- DIRECTIONS FOR THIS TASK -
Find every line containing the word "July" and report the count, nothing more.

- ROWS -
☆ ☆ ☆ ☆ ☆ ☆ ☆

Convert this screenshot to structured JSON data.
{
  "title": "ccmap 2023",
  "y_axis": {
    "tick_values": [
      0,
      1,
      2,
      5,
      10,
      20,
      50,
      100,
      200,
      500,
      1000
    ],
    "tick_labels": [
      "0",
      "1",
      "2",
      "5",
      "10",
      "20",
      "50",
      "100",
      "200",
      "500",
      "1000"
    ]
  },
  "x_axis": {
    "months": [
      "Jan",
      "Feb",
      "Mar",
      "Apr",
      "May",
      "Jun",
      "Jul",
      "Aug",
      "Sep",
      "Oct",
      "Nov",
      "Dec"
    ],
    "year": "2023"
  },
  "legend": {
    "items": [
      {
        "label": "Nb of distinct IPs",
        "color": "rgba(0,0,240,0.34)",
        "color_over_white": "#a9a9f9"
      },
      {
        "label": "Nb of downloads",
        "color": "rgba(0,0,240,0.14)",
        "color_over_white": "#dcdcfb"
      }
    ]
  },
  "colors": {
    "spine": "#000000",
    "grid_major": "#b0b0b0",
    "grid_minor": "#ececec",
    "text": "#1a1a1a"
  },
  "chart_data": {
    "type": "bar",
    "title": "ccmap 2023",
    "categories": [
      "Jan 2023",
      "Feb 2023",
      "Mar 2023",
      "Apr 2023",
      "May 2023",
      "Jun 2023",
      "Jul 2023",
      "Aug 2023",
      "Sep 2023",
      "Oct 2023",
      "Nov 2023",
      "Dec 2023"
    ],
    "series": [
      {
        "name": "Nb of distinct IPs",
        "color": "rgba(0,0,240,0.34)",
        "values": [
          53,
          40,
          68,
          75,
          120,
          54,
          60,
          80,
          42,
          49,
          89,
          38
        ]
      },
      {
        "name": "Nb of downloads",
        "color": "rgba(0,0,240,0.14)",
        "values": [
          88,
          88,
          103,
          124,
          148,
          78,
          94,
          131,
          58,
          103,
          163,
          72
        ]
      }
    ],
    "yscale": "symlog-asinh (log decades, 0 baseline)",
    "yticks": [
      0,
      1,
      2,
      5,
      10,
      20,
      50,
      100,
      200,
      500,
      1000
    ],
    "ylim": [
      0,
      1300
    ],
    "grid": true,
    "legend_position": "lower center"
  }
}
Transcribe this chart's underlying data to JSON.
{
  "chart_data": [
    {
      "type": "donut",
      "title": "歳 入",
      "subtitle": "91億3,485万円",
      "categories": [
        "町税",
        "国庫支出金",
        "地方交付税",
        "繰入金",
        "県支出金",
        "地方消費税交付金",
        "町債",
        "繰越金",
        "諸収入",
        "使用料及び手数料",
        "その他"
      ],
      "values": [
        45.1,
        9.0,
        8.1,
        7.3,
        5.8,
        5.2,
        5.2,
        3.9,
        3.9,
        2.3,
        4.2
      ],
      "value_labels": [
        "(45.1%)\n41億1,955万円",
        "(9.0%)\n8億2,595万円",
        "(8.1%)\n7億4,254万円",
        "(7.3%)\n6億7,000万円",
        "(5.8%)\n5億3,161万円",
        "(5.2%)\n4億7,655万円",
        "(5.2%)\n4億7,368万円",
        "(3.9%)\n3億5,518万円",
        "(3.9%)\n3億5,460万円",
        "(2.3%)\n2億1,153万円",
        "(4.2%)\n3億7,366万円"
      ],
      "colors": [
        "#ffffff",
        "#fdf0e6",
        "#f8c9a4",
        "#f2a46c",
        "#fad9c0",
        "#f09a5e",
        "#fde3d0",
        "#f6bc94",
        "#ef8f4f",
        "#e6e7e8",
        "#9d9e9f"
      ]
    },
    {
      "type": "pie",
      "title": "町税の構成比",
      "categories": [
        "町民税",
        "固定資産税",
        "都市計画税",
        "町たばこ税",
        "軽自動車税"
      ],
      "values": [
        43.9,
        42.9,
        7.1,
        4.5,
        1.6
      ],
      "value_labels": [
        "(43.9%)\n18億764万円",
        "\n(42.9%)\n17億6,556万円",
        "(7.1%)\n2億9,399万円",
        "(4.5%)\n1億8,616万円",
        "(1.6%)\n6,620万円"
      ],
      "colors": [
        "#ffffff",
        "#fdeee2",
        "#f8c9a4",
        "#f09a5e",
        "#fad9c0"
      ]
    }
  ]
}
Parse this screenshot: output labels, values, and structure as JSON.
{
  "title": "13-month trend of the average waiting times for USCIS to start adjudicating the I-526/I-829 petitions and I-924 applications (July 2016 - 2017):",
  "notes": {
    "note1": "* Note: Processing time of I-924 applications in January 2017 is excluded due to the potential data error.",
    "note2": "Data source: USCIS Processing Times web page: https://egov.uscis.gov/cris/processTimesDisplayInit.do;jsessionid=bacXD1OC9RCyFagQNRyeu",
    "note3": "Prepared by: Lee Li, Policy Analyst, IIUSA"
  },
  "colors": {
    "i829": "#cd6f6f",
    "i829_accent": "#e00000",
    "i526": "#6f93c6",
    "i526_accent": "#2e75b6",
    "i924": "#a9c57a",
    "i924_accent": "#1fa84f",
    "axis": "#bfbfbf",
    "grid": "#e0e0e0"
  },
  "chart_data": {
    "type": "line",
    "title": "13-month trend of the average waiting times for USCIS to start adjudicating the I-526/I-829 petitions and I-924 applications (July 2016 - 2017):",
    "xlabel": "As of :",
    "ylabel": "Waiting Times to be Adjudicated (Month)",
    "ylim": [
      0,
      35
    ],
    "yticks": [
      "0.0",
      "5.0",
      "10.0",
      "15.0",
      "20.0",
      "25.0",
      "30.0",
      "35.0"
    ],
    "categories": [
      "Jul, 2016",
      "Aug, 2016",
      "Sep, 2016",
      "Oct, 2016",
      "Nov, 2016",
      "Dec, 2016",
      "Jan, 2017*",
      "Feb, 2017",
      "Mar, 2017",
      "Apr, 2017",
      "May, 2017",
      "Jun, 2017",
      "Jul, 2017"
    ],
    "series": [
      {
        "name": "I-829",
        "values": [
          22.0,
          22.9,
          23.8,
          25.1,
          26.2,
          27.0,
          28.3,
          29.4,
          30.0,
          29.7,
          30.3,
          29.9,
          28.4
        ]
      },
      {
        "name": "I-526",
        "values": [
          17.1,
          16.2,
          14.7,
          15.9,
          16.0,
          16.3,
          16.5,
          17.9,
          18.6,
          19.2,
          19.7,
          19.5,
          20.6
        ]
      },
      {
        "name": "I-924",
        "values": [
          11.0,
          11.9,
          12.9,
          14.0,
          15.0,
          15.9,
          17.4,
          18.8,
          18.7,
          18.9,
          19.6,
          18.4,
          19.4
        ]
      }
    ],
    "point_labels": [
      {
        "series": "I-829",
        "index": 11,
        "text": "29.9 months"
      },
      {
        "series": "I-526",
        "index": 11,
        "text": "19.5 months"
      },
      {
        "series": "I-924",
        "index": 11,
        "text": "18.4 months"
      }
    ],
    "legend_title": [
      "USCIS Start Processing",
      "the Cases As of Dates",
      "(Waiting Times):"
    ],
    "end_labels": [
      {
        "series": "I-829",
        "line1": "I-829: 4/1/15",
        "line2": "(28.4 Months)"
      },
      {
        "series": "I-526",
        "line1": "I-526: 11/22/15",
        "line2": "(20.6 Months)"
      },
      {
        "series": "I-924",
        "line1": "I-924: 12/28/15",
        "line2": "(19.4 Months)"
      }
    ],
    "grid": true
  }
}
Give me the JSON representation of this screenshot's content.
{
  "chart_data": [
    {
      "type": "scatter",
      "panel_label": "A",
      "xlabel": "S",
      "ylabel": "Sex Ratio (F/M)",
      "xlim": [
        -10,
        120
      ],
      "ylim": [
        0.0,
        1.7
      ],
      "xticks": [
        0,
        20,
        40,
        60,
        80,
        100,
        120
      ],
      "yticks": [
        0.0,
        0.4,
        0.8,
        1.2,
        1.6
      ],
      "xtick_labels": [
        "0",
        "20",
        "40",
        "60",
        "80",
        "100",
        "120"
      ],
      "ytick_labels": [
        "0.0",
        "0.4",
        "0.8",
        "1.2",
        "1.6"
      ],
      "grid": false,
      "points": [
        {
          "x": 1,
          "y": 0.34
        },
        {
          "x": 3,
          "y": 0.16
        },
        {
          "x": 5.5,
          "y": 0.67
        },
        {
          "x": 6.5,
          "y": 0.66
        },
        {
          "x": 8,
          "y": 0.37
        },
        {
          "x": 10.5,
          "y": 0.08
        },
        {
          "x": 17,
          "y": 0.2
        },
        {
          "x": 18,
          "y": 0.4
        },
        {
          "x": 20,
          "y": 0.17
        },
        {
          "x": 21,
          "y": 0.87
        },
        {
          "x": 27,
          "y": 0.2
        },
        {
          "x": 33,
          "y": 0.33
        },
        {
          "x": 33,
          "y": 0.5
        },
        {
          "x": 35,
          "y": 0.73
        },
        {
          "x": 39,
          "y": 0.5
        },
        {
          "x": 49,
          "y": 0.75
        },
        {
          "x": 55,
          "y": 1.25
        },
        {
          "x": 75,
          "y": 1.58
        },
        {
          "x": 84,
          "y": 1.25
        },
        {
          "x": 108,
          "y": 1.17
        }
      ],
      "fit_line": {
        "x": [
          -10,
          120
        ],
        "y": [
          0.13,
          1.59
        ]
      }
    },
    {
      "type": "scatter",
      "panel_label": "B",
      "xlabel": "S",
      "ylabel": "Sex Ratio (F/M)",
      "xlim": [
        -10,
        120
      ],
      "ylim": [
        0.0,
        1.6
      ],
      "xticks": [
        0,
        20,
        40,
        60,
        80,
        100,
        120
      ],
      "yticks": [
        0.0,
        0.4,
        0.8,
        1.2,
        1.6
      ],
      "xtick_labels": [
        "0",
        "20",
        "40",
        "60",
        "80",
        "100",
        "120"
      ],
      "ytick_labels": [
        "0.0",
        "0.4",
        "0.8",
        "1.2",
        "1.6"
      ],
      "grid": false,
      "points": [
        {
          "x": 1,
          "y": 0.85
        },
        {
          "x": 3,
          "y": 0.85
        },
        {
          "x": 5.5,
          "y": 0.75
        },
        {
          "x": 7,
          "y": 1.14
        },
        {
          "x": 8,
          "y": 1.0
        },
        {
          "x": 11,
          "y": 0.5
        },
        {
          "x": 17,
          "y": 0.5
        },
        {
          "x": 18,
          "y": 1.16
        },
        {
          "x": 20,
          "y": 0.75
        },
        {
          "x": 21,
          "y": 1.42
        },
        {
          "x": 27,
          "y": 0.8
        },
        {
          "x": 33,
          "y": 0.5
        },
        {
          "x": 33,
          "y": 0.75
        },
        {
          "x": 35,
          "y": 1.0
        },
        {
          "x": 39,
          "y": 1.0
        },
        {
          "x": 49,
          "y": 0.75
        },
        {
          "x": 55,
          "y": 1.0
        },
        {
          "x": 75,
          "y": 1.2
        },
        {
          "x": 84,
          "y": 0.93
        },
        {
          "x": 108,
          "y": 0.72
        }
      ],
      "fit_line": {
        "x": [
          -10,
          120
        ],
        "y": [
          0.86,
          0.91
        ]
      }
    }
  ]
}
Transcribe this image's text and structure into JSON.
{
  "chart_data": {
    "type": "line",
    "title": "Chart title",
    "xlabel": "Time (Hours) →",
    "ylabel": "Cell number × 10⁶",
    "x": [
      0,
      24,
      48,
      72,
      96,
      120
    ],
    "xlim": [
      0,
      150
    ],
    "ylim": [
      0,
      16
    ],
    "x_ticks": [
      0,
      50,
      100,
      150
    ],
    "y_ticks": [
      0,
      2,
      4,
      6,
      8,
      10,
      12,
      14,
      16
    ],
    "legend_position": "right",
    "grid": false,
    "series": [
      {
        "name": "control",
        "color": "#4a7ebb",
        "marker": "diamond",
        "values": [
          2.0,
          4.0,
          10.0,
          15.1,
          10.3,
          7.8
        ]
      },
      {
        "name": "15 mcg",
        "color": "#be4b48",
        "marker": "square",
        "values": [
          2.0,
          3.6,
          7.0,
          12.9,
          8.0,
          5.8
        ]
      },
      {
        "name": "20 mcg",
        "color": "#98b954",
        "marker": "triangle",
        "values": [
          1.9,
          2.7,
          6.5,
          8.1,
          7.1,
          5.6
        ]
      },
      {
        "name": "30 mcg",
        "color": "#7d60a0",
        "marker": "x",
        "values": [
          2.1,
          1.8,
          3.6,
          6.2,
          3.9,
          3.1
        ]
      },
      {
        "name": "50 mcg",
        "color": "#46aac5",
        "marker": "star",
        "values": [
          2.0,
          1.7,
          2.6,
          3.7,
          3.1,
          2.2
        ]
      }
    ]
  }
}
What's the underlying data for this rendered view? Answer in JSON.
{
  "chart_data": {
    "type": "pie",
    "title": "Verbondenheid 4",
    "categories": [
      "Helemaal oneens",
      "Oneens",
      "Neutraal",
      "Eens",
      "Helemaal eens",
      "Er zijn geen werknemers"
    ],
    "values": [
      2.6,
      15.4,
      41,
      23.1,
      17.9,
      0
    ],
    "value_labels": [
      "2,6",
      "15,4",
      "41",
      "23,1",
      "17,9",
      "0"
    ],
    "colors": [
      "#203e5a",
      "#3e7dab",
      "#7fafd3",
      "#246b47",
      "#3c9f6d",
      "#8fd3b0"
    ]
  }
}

☆ ☆ ☆ ☆ ☆ ☆ ☆

- REPLY TO THE TASK -
2